**Problem description:**
Records follow. Copy every line with "JSMICRO".

**Data entries:**

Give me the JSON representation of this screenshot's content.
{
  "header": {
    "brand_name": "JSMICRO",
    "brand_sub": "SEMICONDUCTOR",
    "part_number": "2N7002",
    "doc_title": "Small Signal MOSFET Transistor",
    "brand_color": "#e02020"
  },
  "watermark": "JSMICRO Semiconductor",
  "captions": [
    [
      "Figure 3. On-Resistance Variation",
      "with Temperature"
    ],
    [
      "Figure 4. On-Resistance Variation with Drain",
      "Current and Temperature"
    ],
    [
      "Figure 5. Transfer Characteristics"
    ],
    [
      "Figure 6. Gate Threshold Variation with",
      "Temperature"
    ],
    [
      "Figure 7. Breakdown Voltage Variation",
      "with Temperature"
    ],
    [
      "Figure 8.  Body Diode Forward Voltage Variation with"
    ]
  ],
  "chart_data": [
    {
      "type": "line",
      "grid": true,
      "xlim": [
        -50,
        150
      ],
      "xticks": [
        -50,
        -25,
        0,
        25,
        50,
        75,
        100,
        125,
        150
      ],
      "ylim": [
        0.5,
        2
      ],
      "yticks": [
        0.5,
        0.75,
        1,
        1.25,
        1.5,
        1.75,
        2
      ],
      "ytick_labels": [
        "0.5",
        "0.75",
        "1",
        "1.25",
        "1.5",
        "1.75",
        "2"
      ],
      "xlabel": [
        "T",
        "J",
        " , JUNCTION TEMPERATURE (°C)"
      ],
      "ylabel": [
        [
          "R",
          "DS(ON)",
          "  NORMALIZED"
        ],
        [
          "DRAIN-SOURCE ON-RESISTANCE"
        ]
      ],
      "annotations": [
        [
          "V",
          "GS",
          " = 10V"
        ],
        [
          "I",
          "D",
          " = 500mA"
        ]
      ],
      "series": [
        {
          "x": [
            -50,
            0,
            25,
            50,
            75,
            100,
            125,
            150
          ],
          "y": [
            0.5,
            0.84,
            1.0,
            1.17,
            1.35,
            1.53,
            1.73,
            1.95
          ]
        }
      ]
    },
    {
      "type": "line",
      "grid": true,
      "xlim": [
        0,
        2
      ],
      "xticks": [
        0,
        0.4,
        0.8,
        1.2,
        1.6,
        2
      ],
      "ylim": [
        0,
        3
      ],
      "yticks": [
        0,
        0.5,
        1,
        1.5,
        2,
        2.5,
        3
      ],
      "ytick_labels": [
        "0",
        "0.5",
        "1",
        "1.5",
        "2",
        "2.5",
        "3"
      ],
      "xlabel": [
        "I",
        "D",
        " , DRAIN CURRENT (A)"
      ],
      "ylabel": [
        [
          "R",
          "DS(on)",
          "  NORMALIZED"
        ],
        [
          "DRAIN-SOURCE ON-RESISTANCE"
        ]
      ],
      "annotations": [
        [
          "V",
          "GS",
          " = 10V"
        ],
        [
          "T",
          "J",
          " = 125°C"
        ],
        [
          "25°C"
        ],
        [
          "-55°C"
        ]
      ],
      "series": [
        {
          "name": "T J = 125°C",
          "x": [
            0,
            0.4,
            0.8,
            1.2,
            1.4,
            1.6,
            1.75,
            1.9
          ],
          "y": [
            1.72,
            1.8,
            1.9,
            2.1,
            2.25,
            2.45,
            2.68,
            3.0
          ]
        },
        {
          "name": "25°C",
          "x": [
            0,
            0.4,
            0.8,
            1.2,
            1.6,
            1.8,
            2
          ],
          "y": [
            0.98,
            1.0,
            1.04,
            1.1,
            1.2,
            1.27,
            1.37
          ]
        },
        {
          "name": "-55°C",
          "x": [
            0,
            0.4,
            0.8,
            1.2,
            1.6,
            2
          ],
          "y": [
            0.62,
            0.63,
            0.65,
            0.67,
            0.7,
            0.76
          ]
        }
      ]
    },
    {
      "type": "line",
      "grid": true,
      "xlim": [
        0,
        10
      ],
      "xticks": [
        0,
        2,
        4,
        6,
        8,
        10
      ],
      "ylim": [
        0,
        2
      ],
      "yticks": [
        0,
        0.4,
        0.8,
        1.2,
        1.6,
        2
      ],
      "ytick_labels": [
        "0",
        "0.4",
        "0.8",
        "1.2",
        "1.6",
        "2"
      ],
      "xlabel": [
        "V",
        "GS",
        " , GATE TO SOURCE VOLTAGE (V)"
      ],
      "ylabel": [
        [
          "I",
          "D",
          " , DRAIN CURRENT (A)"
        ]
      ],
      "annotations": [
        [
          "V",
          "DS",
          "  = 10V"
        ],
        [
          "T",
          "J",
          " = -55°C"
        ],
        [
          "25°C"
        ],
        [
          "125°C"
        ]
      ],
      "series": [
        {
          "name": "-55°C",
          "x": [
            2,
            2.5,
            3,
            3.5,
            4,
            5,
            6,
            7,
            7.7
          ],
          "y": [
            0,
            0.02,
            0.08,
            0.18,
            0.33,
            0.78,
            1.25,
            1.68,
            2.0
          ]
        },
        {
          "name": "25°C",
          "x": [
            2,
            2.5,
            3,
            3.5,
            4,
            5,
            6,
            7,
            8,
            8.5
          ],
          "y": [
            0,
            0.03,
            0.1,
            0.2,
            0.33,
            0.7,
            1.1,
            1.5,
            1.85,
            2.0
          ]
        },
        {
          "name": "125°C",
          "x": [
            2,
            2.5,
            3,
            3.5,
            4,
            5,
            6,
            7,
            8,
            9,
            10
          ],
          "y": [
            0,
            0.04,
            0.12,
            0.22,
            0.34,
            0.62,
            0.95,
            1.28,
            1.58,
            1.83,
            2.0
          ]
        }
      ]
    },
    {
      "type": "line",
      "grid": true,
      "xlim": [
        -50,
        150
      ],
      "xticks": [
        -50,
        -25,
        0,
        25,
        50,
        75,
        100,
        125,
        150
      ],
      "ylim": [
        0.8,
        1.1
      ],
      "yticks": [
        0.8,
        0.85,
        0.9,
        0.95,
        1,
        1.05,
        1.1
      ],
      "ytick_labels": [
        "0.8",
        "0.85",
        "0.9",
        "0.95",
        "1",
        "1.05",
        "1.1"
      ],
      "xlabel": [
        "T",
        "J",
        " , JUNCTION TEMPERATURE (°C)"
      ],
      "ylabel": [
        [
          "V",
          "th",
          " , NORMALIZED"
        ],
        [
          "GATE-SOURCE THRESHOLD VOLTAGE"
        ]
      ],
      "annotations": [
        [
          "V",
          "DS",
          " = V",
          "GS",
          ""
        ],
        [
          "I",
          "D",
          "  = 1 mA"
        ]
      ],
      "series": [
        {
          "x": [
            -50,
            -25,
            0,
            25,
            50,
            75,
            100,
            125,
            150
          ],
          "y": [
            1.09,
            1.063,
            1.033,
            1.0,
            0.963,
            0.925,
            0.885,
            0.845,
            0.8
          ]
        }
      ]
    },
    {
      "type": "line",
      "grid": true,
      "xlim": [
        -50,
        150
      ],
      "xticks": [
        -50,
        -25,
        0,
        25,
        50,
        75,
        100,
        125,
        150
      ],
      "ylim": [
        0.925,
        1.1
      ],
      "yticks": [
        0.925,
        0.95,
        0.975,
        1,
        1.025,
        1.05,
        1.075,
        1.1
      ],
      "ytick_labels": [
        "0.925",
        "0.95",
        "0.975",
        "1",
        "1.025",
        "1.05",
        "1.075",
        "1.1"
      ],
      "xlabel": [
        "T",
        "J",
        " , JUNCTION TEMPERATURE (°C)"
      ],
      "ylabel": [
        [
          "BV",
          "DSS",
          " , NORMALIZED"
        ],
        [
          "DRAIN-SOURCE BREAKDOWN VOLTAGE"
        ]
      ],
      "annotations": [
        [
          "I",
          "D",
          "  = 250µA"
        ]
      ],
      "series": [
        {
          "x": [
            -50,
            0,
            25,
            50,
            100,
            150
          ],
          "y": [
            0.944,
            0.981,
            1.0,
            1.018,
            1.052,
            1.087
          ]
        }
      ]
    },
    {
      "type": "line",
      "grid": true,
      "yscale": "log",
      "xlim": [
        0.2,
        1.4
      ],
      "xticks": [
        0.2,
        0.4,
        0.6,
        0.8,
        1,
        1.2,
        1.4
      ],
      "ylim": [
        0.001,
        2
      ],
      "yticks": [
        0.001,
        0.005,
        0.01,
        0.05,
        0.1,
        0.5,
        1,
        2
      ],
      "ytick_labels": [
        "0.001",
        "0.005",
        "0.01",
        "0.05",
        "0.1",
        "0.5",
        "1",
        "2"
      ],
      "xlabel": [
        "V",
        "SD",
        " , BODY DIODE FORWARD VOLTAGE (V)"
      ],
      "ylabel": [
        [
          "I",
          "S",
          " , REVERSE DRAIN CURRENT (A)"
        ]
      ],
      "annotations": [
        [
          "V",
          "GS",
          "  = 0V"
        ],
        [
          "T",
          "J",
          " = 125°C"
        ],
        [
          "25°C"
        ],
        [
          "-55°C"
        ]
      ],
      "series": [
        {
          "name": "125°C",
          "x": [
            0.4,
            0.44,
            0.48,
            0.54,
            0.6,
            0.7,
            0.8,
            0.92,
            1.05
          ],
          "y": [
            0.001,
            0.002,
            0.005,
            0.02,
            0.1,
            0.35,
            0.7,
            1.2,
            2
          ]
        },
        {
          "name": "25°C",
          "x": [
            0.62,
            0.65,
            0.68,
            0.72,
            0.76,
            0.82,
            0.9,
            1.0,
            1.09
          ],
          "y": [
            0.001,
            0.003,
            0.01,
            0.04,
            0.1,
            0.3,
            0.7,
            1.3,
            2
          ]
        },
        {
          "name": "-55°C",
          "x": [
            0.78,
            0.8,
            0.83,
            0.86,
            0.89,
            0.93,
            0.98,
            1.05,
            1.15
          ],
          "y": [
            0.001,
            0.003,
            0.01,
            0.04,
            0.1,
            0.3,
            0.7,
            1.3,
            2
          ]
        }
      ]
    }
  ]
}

**Answer below:**
    "brand_name": "JSMICRO",
  "watermark": "JSMICRO Semiconductor",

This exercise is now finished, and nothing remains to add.